* Extracts from a graphics dataset
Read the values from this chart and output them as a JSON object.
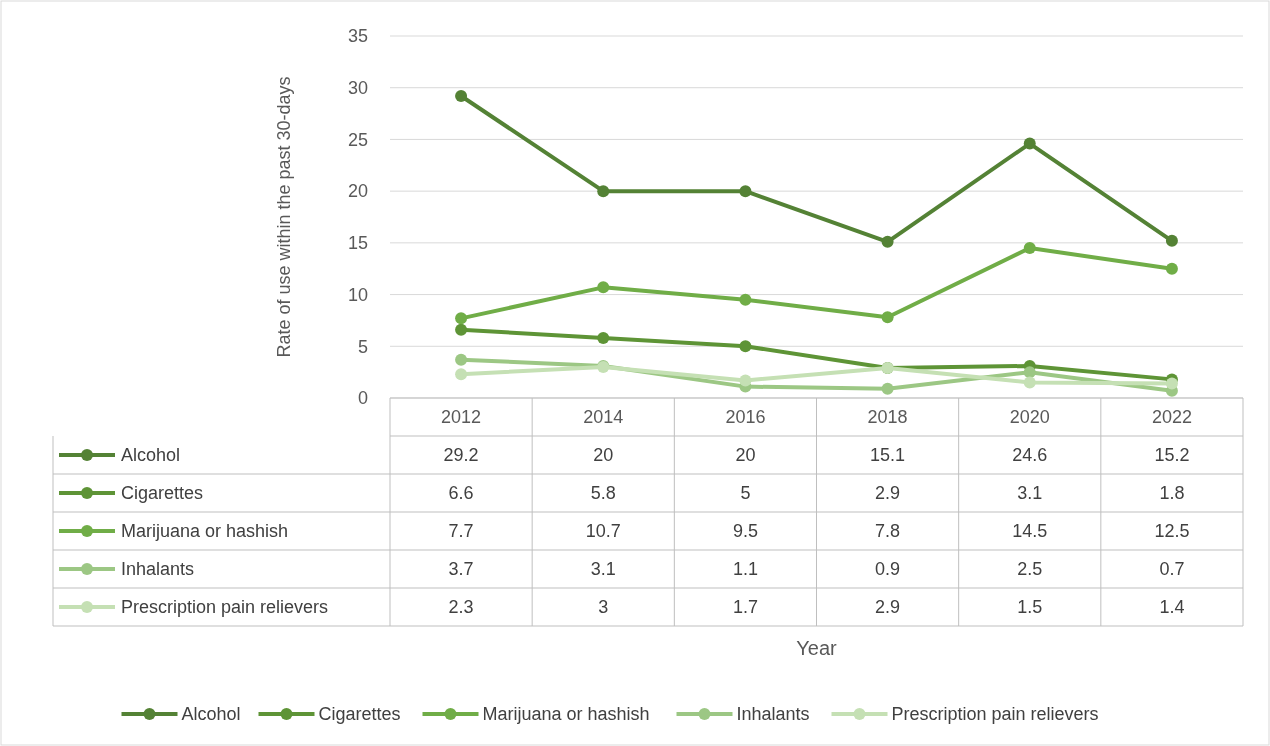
{
  "chart_data": {
    "type": "line",
    "annotations": [
      "Year"
    ],
    "ylabel": "Rate of use within the past 30-days",
    "categories": [
      "2012",
      "2014",
      "2016",
      "2018",
      "2020",
      "2022"
    ],
    "ylim": [
      0,
      35
    ],
    "yticks": [
      0,
      5,
      10,
      15,
      20,
      25,
      30,
      35
    ],
    "grid": "y",
    "legend": "bottom",
    "marker": "circle",
    "line_style": "solid",
    "data_labels": true,
    "series": [
      {
        "name": "Alcohol",
        "color": "#548235",
        "values": [
          29.2,
          20,
          20,
          15.1,
          24.6,
          15.2
        ]
      },
      {
        "name": "Cigarettes",
        "color": "#5e9436",
        "values": [
          6.6,
          5.8,
          5,
          2.9,
          3.1,
          1.8
        ]
      },
      {
        "name": "Marijuana or hashish",
        "color": "#70ad47",
        "values": [
          7.7,
          10.7,
          9.5,
          7.8,
          14.5,
          12.5
        ]
      },
      {
        "name": "Inhalants",
        "color": "#9cc784",
        "values": [
          3.7,
          3.1,
          1.1,
          0.9,
          2.5,
          0.7
        ]
      },
      {
        "name": "Prescription pain relievers",
        "color": "#c5e0b4",
        "values": [
          2.3,
          3,
          1.7,
          2.9,
          1.5,
          1.4
        ]
      }
    ]
  }
}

* Written task
Look through the entries above. Extract each line with the word "name".

* In response
        "name": "Alcohol",
        "name": "Cigarettes",
        "name": "Marijuana or hashish",
        "name": "Inhalants",
        "name": "Prescription pain relievers",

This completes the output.